### Request
Select, from the data, each line where "color" occurs.

### Input material
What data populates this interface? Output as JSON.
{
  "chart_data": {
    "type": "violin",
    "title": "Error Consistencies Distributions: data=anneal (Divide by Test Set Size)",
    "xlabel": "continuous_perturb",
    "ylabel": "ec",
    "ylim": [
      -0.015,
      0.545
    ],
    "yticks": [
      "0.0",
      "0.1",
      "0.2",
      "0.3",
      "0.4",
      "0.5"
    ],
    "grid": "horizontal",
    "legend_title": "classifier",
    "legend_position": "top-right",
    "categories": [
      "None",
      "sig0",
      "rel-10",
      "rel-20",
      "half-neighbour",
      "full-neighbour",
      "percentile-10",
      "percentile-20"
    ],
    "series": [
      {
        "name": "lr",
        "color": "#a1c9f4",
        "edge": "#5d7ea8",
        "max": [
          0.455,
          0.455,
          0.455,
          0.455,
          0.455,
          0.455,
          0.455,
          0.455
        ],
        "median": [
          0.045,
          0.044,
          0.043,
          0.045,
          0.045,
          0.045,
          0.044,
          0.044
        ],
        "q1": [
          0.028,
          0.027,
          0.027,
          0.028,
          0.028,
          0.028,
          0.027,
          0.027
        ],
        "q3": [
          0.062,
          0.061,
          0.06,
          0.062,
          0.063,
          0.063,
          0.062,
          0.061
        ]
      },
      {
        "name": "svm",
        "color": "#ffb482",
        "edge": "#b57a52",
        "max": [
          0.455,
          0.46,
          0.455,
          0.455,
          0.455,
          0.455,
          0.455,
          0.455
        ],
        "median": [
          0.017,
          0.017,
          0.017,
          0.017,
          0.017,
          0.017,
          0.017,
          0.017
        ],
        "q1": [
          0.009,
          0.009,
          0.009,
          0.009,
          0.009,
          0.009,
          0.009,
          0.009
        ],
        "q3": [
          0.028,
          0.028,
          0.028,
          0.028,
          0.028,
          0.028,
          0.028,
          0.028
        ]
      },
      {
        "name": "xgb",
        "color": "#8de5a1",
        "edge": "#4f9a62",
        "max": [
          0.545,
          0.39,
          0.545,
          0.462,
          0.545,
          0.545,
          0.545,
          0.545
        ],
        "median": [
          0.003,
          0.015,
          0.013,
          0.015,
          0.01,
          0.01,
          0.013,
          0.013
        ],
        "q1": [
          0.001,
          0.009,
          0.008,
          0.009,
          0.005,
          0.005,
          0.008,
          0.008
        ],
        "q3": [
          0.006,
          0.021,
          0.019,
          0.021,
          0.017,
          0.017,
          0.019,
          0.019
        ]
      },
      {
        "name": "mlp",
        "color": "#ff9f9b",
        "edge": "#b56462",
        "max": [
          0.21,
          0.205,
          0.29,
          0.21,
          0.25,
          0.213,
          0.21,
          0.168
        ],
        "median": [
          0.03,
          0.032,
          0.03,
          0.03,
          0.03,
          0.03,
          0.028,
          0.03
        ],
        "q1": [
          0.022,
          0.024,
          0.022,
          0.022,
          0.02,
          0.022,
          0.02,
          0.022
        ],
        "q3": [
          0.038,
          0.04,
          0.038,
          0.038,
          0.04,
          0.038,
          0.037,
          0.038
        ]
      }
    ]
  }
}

### Result
        "color": "#a1c9f4",
        "color": "#ffb482",
        "color": "#8de5a1",
        "color": "#ff9f9b",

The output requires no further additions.